(Dataset records)
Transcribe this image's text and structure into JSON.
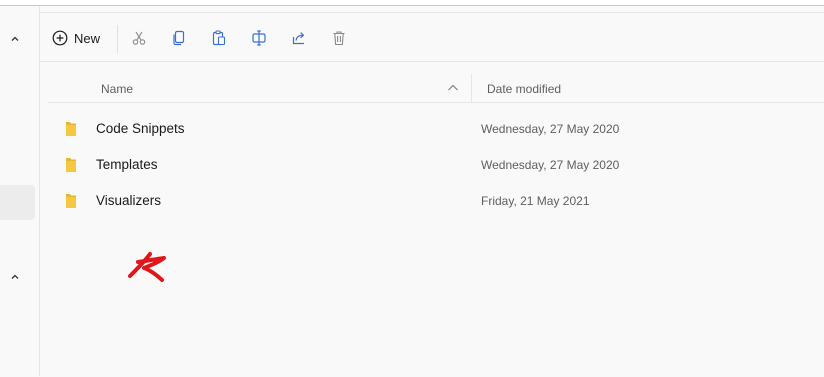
{
  "toolbar": {
    "new_label": "New",
    "actions": [
      "cut-icon",
      "copy-icon",
      "paste-icon",
      "rename-icon",
      "share-icon",
      "delete-icon"
    ]
  },
  "columns": {
    "name": "Name",
    "date_modified": "Date modified"
  },
  "files": [
    {
      "name": "Code Snippets",
      "date": "Wednesday, 27 May 2020"
    },
    {
      "name": "Templates",
      "date": "Wednesday, 27 May 2020"
    },
    {
      "name": "Visualizers",
      "date": "Friday, 21 May 2021"
    }
  ],
  "colors": {
    "folder": "#f5c742",
    "accent_icons": "#3b6fd4",
    "annotation": "#e0161b"
  }
}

_Required task_.
The records above must be printed exactly; the pictures stay out.

_Result for this task_.
Transcribe this image's text and structure into JSON.
{
  "toolbar": {
    "new_label": "New",
    "actions": [
      "cut-icon",
      "copy-icon",
      "paste-icon",
      "rename-icon",
      "share-icon",
      "delete-icon"
    ]
  },
  "columns": {
    "name": "Name",
    "date_modified": "Date modified"
  },
  "files": [
    {
      "name": "Code Snippets",
      "date": "Wednesday, 27 May 2020"
    },
    {
      "name": "Templates",
      "date": "Wednesday, 27 May 2020"
    },
    {
      "name": "Visualizers",
      "date": "Friday, 21 May 2021"
    }
  ],
  "colors": {
    "folder": "#f5c742",
    "accent_icons": "#3b6fd4",
    "annotation": "#e0161b"
  }
}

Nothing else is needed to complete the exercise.